## Available records
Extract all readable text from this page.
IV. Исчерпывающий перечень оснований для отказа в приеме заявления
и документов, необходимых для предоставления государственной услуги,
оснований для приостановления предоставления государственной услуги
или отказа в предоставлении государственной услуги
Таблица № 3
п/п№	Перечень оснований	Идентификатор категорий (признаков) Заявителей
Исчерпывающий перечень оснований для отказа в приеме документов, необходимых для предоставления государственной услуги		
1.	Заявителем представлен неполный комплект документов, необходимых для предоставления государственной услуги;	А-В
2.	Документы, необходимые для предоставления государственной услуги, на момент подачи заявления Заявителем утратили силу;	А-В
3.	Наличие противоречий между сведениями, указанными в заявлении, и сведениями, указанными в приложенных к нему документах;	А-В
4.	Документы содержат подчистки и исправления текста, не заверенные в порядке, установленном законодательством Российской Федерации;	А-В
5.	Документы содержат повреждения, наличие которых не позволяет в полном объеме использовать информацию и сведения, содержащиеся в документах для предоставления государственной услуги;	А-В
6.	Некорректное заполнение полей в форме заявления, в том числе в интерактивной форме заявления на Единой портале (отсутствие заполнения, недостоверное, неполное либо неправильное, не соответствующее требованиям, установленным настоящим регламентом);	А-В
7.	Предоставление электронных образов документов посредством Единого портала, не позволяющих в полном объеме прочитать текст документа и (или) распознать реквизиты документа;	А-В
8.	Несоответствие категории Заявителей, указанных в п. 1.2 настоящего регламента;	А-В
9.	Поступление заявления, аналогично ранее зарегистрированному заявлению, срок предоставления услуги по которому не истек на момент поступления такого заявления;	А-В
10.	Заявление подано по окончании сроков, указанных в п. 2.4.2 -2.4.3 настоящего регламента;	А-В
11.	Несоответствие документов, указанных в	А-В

## Given instruction
In the listing above, find the lines holding the word "момент" and copy them.

## Answer to this problem
2.	Документы, необходимые для предоставления государственной услуги, на момент подачи заявления Заявителем утратили силу;	А-В
9.	Поступление заявления, аналогично ранее зарегистрированному заявлению, срок предоставления услуги по которому не истек на момент поступления такого заявления;	А-В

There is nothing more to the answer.